A run of records
┄┄┄┄┄┄
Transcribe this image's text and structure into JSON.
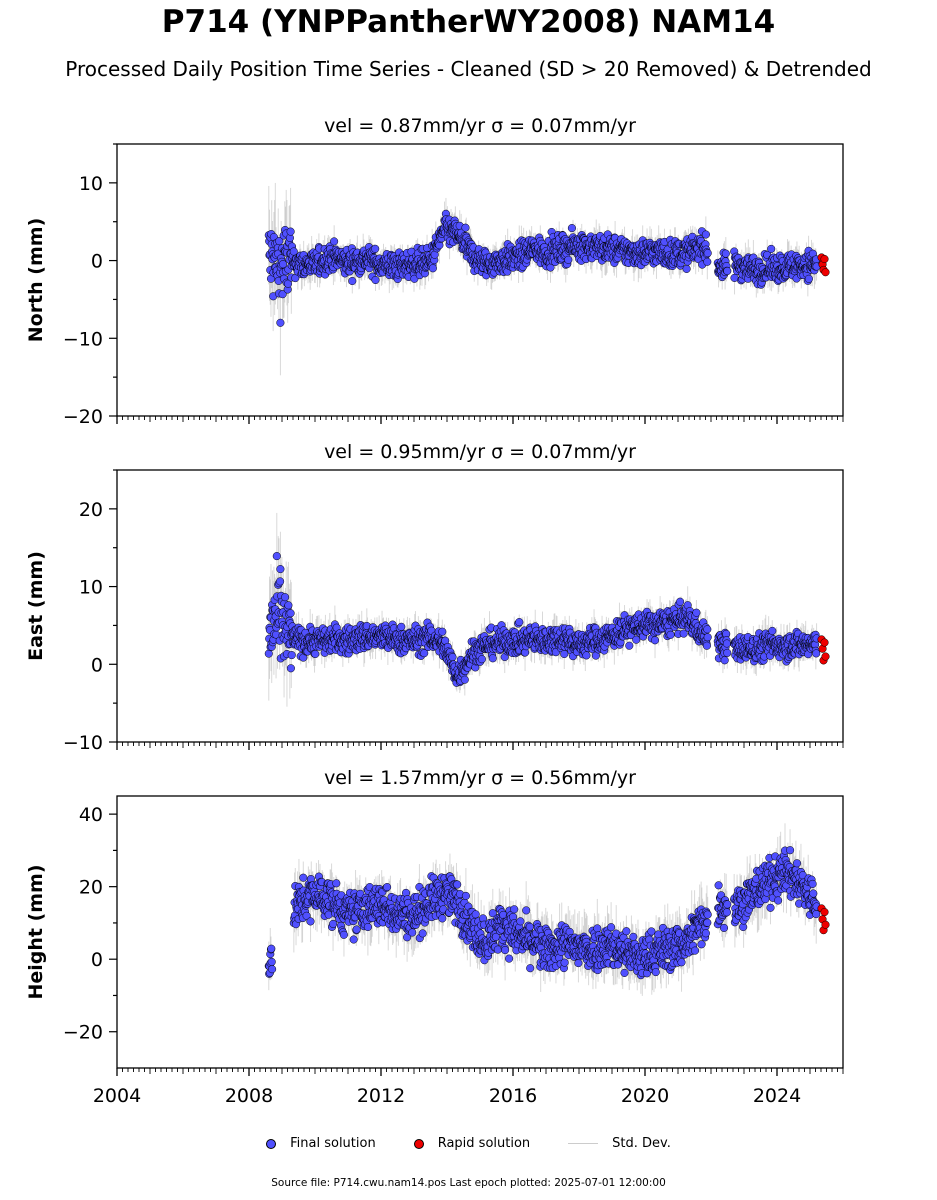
{
  "title": "P714 (YNPPantherWY2008) NAM14",
  "subtitle": "Processed Daily Position Time Series - Cleaned (SD > 20 Removed) & Detrended",
  "legend": {
    "final": "Final solution",
    "rapid": "Rapid solution",
    "std": "Std. Dev."
  },
  "footer": "Source file: P714.cwu.nam14.pos  Last epoch plotted: 2025-07-01 12:00:00",
  "colors": {
    "final": "#5050ff",
    "rapid": "#ee0000",
    "std": "#aaaaaa",
    "outline": "#000000"
  },
  "chart_data": [
    {
      "type": "scatter",
      "name": "north",
      "title": "vel = 0.87mm/yr   σ = 0.07mm/yr",
      "ylabel": "North (mm)",
      "xlim": [
        2004,
        2026
      ],
      "ylim": [
        -20,
        15
      ],
      "yticks": [
        -20,
        -10,
        0,
        10
      ],
      "xticks": [
        2004,
        2008,
        2012,
        2016,
        2020,
        2024
      ],
      "show_xticklabels": false,
      "series": [
        {
          "name": "Final solution",
          "x": [
            2008.6,
            2008.9,
            2009.2,
            2009.6,
            2010.0,
            2010.5,
            2011.0,
            2011.5,
            2012.0,
            2012.5,
            2013.0,
            2013.5,
            2013.9,
            2014.3,
            2014.8,
            2015.2,
            2015.7,
            2016.2,
            2016.6,
            2017.0,
            2017.5,
            2018.0,
            2018.4,
            2018.9,
            2019.4,
            2019.9,
            2020.3,
            2020.8,
            2021.3,
            2021.7,
            2022.3,
            2022.8,
            2023.3,
            2023.8,
            2024.3,
            2024.8,
            2025.2
          ],
          "y": [
            0.5,
            -1.0,
            0.0,
            -0.5,
            -0.5,
            0.5,
            -0.3,
            0.2,
            -0.5,
            -0.8,
            -0.4,
            -0.2,
            4.0,
            3.5,
            0.5,
            -0.5,
            0.0,
            0.5,
            1.5,
            1.0,
            1.5,
            2.0,
            1.8,
            1.5,
            1.2,
            1.0,
            1.2,
            0.8,
            1.0,
            2.0,
            -1.0,
            -0.5,
            -1.2,
            -1.0,
            -0.8,
            -0.5,
            -0.5
          ]
        },
        {
          "name": "Rapid solution",
          "x": [
            2025.35,
            2025.38,
            2025.41,
            2025.44,
            2025.47
          ],
          "y": [
            0.4,
            -0.5,
            -1.2,
            0.2,
            -1.5
          ]
        }
      ]
    },
    {
      "type": "scatter",
      "name": "east",
      "title": "vel = 0.95mm/yr   σ = 0.07mm/yr",
      "ylabel": "East (mm)",
      "xlim": [
        2004,
        2026
      ],
      "ylim": [
        -10,
        25
      ],
      "yticks": [
        -10,
        0,
        10,
        20
      ],
      "xticks": [
        2004,
        2008,
        2012,
        2016,
        2020,
        2024
      ],
      "show_xticklabels": false,
      "series": [
        {
          "name": "Final solution",
          "x": [
            2008.6,
            2008.9,
            2009.2,
            2009.6,
            2010.0,
            2010.5,
            2011.0,
            2011.5,
            2012.0,
            2012.5,
            2013.0,
            2013.5,
            2013.9,
            2014.3,
            2014.8,
            2015.2,
            2015.7,
            2016.2,
            2016.6,
            2017.0,
            2017.5,
            2018.0,
            2018.4,
            2018.9,
            2019.4,
            2019.9,
            2020.3,
            2020.8,
            2021.3,
            2021.7,
            2022.3,
            2022.8,
            2023.3,
            2023.8,
            2024.3,
            2024.8,
            2025.2
          ],
          "y": [
            4.0,
            6.0,
            3.5,
            3.0,
            3.0,
            3.2,
            3.0,
            3.5,
            3.5,
            3.2,
            3.0,
            3.5,
            2.5,
            -1.5,
            1.5,
            2.5,
            3.0,
            3.0,
            3.2,
            3.0,
            3.5,
            2.5,
            3.0,
            3.5,
            4.5,
            5.0,
            5.0,
            5.5,
            6.0,
            4.0,
            2.5,
            2.0,
            2.0,
            2.5,
            2.5,
            2.5,
            2.5
          ]
        },
        {
          "name": "Rapid solution",
          "x": [
            2025.35,
            2025.38,
            2025.41,
            2025.44,
            2025.47
          ],
          "y": [
            3.2,
            2.0,
            0.5,
            2.8,
            1.0
          ]
        }
      ]
    },
    {
      "type": "scatter",
      "name": "height",
      "title": "vel = 1.57mm/yr   σ = 0.56mm/yr",
      "ylabel": "Height (mm)",
      "xlim": [
        2004,
        2026
      ],
      "ylim": [
        -30,
        45
      ],
      "yticks": [
        -20,
        0,
        20,
        40
      ],
      "xticks": [
        2004,
        2008,
        2012,
        2016,
        2020,
        2024
      ],
      "show_xticklabels": true,
      "series": [
        {
          "name": "Final solution",
          "x": [
            2008.6,
            2009.5,
            2010.0,
            2010.5,
            2011.0,
            2011.5,
            2012.0,
            2012.5,
            2013.0,
            2013.5,
            2013.9,
            2014.3,
            2014.8,
            2015.2,
            2015.7,
            2016.2,
            2016.6,
            2017.0,
            2017.5,
            2018.0,
            2018.4,
            2018.9,
            2019.4,
            2019.9,
            2020.3,
            2020.8,
            2021.3,
            2021.7,
            2022.3,
            2022.8,
            2023.3,
            2023.8,
            2024.3,
            2024.8,
            2025.2
          ],
          "y": [
            0.0,
            15.0,
            18.0,
            16.0,
            12.0,
            14.0,
            15.0,
            13.0,
            12.0,
            16.0,
            18.0,
            16.0,
            8.0,
            5.0,
            10.0,
            6.0,
            5.0,
            2.0,
            4.0,
            3.0,
            3.0,
            4.0,
            2.0,
            0.0,
            2.0,
            3.0,
            5.0,
            10.0,
            15.0,
            15.0,
            18.0,
            22.0,
            24.0,
            20.0,
            15.0
          ]
        },
        {
          "name": "Rapid solution",
          "x": [
            2025.35,
            2025.38,
            2025.41,
            2025.44,
            2025.47
          ],
          "y": [
            14.0,
            11.0,
            8.0,
            13.0,
            9.5
          ]
        }
      ]
    }
  ]
}
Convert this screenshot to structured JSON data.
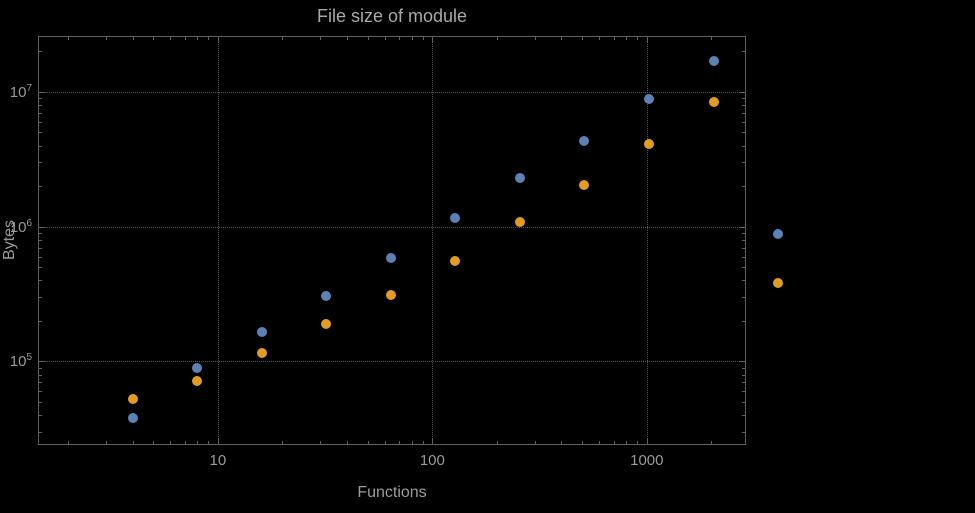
{
  "chart_data": {
    "type": "scatter",
    "title": "File size of module",
    "xlabel": "Functions",
    "ylabel": "Bytes",
    "x_scale": "log",
    "y_scale": "log",
    "xlim": [
      1.45,
      2900
    ],
    "ylim": [
      24000,
      26000000
    ],
    "grid": "dotted",
    "legend": "none",
    "x_ticks": [
      {
        "v": 10,
        "label": "10"
      },
      {
        "v": 100,
        "label": "100"
      },
      {
        "v": 1000,
        "label": "1000"
      }
    ],
    "y_ticks": [
      {
        "v": 100000,
        "base": "10",
        "exp": "5"
      },
      {
        "v": 1000000,
        "base": "10",
        "exp": "6"
      },
      {
        "v": 10000000,
        "base": "10",
        "exp": "7"
      }
    ],
    "colors": {
      "background": "#000000",
      "text": "#9a9a9a",
      "frame": "#606060",
      "grid": "#565656",
      "series_blue": "#5e81b5",
      "series_orange": "#e19c24"
    },
    "series": [
      {
        "name": "blue-series",
        "color": "#5e81b5",
        "points": [
          [
            4,
            38000
          ],
          [
            8,
            90000
          ],
          [
            16,
            165000
          ],
          [
            32,
            305000
          ],
          [
            64,
            585000
          ],
          [
            128,
            1160000
          ],
          [
            256,
            2300000
          ],
          [
            512,
            4300000
          ],
          [
            1024,
            8900000
          ],
          [
            2048,
            17000000
          ],
          [
            4096,
            880000
          ]
        ]
      },
      {
        "name": "orange-series",
        "color": "#e19c24",
        "points": [
          [
            4,
            53000
          ],
          [
            8,
            72000
          ],
          [
            16,
            115000
          ],
          [
            32,
            190000
          ],
          [
            64,
            310000
          ],
          [
            128,
            560000
          ],
          [
            256,
            1080000
          ],
          [
            512,
            2050000
          ],
          [
            1024,
            4100000
          ],
          [
            2048,
            8400000
          ],
          [
            4096,
            380000
          ]
        ]
      }
    ]
  }
}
┄┄┄┄┄┄
● WRITTEN TASK
Copy out each line in the preceding records that contains "this".

● TASK RESULT
Transcribe this image's text and structure into JSON.
Convert this screenshot to structured JSON data.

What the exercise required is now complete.